> _EXCERPT_
↓

6 Great Video Games With Bad Acting

These days it’s not uncommon for video game makers to pull Hollywood talent for their voice acting needs. Games have featured stars like Kevin Spacey, Samuel L. Jackson, Ellen Page, and Patrick Stewart. That’s to say nothing of voice actors like Troy Baker, Jennifer Hale, and Nolan North, who have built their careers both in and outside of video games. But voice acting in video games hasn’t always been performed by talented professionals who seem to bring their characters to life effortlessly. In the early days of voice-acted video games, developers often grabbed whoever was around to voice their characters, whether they had acting experience or not. This led to a whole lot of bad acting.

Here are a few games that are very much worth playing, but not because of the acting.

1. Final Fantasy X

Through all the single-digit installments, the Final Fantasy series managed to put across a whole lot of charm, angst, and general emotion through onscreen text and character animations. With Final Fantasy X, which debuted on PlayStation 2, developer Square Enix decided it was high time to get some actors in to read these lengthy scripts.

↑

[Entries drawn from a dataset]
↓

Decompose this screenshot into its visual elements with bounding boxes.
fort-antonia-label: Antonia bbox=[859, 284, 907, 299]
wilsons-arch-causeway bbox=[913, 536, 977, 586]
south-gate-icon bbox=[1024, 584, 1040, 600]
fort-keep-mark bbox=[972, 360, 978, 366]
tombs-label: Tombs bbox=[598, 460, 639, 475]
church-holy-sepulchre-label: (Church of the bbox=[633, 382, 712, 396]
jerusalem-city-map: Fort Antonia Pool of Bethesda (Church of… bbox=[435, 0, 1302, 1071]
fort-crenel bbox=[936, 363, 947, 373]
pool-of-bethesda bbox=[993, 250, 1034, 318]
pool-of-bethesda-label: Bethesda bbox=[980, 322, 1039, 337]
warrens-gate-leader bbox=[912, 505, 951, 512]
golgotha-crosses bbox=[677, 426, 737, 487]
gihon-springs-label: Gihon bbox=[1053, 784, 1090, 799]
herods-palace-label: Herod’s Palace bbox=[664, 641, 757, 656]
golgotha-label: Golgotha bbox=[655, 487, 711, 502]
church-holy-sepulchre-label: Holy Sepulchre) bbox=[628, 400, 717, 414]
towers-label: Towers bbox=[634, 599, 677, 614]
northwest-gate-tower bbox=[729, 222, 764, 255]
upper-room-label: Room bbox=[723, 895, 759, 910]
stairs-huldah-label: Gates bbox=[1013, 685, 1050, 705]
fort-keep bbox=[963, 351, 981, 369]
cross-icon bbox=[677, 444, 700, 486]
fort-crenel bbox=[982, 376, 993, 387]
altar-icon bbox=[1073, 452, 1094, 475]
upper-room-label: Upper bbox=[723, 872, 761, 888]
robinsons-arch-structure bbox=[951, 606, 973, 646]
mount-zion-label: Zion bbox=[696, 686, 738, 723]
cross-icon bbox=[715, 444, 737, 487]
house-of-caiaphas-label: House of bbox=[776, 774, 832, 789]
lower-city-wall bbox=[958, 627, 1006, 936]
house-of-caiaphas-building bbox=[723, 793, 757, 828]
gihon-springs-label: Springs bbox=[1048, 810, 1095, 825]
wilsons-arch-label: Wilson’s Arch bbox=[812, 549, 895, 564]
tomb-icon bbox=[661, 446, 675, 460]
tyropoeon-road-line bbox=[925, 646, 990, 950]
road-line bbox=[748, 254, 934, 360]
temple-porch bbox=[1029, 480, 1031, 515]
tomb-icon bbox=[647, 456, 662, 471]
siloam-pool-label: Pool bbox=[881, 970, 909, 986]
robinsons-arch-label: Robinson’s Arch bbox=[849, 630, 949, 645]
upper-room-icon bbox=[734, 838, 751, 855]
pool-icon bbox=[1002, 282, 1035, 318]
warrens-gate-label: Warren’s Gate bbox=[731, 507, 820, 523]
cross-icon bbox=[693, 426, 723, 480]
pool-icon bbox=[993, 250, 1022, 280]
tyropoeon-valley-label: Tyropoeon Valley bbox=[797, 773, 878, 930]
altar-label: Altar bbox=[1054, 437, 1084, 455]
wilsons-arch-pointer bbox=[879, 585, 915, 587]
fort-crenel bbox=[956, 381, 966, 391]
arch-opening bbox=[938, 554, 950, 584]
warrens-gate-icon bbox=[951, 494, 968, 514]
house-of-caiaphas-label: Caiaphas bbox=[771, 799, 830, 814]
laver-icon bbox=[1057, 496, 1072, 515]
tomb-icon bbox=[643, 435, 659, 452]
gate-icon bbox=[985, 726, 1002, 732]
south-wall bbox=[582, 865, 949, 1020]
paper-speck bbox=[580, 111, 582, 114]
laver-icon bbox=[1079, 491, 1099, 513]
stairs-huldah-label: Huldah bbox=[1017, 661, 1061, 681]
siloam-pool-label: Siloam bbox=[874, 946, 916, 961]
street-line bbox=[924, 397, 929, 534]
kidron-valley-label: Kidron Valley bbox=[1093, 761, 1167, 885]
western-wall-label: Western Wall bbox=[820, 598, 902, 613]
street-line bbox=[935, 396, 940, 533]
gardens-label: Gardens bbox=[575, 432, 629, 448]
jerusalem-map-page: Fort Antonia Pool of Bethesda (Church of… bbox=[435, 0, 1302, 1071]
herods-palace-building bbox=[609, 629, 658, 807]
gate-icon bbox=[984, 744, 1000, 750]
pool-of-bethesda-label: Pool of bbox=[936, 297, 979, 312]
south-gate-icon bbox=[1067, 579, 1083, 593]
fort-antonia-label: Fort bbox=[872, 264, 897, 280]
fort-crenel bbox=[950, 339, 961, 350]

↑

> _EXERCISE DETAILS_
Reproduce part of the article about video games with bad acting, starting at the words "Here are a few games" and ending after "these lengthy scripts.". Rely on the article about video games with bad acting and nothing else.

> _EXERCISE RESULT_
Here are a few games that are very much worth playing, but not because of the acting.

1. Final Fantasy X

Through all the single-digit installments, the Final Fantasy series managed to put across a whole lot of charm, angst, and general emotion through onscreen text and character animations. With Final Fantasy X, which debuted on PlayStation 2, developer Square Enix decided it was high time to get some actors in to read these lengthy scripts.